## Start
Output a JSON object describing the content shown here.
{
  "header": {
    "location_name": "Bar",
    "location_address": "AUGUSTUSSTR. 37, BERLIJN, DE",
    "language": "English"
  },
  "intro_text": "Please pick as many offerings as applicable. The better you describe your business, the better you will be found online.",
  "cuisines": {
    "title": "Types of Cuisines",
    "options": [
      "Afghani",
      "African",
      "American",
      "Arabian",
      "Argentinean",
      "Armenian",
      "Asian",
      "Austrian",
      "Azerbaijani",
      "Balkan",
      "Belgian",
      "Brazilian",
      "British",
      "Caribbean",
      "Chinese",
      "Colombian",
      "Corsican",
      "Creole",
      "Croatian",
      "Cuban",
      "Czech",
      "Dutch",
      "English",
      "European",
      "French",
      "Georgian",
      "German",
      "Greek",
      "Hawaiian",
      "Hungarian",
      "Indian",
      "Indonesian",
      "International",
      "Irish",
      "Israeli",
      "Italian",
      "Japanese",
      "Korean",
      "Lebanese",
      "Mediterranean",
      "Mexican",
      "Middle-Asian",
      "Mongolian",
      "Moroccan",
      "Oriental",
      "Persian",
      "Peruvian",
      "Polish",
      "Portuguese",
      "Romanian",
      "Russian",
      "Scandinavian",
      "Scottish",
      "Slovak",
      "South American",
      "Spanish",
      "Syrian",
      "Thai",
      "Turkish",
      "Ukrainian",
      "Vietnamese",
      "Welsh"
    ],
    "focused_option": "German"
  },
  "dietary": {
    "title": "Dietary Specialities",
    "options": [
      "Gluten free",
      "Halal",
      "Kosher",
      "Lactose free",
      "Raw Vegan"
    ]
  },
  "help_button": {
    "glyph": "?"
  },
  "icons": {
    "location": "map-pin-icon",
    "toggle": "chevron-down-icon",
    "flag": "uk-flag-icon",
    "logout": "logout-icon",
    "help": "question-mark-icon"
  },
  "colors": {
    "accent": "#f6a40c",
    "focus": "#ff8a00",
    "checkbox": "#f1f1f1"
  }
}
## End
* _THE REQUEST_
Return all the lines that contain the string "title".

* _EXPECTED ANSWER_
    "title": "Types of Cuisines",
    "title": "Dietary Specialities",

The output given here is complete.